• **Task prompt**:
Every entry needs to be reproduced exactly.

⟨

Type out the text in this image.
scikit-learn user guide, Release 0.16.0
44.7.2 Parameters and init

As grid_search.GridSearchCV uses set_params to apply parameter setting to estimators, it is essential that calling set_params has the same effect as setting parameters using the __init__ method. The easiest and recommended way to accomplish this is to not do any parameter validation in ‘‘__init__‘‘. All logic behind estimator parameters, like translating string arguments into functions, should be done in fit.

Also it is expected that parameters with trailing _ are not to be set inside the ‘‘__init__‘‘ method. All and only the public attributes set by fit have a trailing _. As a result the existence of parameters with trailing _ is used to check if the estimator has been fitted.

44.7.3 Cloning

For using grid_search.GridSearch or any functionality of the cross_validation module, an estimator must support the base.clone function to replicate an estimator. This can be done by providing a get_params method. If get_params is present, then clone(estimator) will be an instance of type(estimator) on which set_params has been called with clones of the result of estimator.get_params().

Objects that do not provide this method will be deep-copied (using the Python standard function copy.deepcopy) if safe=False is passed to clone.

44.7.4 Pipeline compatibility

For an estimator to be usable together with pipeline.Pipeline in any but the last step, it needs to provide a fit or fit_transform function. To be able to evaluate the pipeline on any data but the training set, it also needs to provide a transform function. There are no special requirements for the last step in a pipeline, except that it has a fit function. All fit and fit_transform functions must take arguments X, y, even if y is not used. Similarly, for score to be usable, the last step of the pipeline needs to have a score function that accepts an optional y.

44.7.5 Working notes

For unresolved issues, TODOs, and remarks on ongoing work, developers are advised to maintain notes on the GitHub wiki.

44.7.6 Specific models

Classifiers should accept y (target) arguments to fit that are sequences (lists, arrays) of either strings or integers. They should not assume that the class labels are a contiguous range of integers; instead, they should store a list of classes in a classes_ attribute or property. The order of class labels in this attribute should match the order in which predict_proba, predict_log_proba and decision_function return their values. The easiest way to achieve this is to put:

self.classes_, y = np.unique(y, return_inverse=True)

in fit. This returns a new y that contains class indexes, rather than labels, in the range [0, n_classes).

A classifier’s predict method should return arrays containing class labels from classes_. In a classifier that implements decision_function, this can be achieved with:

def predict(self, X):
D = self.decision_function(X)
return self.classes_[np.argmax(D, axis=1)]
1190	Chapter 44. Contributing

⟩

• **Output of the exercise**:
Type out the text in this image.
scikit-learn user guide, Release 0.16.0
44.7.2 Parameters and init

As grid_search.GridSearchCV uses set_params to apply parameter setting to estimators, it is essential that calling set_params has the same effect as setting parameters using the __init__ method. The easiest and recommended way to accomplish this is to not do any parameter validation in ‘‘__init__‘‘. All logic behind estimator parameters, like translating string arguments into functions, should be done in fit.

Also it is expected that parameters with trailing _ are not to be set inside the ‘‘__init__‘‘ method. All and only the public attributes set by fit have a trailing _. As a result the existence of parameters with trailing _ is used to check if the estimator has been fitted.

44.7.3 Cloning

For using grid_search.GridSearch or any functionality of the cross_validation module, an estimator must support the base.clone function to replicate an estimator. This can be done by providing a get_params method. If get_params is present, then clone(estimator) will be an instance of type(estimator) on which set_params has been called with clones of the result of estimator.get_params().

Objects that do not provide this method will be deep-copied (using the Python standard function copy.deepcopy) if safe=False is passed to clone.

44.7.4 Pipeline compatibility

For an estimator to be usable together with pipeline.Pipeline in any but the last step, it needs to provide a fit or fit_transform function. To be able to evaluate the pipeline on any data but the training set, it also needs to provide a transform function. There are no special requirements for the last step in a pipeline, except that it has a fit function. All fit and fit_transform functions must take arguments X, y, even if y is not used. Similarly, for score to be usable, the last step of the pipeline needs to have a score function that accepts an optional y.

44.7.5 Working notes

For unresolved issues, TODOs, and remarks on ongoing work, developers are advised to maintain notes on the GitHub wiki.

44.7.6 Specific models

Classifiers should accept y (target) arguments to fit that are sequences (lists, arrays) of either strings or integers. They should not assume that the class labels are a contiguous range of integers; instead, they should store a list of classes in a classes_ attribute or property. The order of class labels in this attribute should match the order in which predict_proba, predict_log_proba and decision_function return their values. The easiest way to achieve this is to put:

self.classes_, y = np.unique(y, return_inverse=True)

in fit. This returns a new y that contains class indexes, rather than labels, in the range [0, n_classes).

A classifier’s predict method should return arrays containing class labels from classes_. In a classifier that implements decision_function, this can be achieved with:

def predict(self, X):
D = self.decision_function(X)
return self.classes_[np.argmax(D, axis=1)]
1190	Chapter 44. Contributing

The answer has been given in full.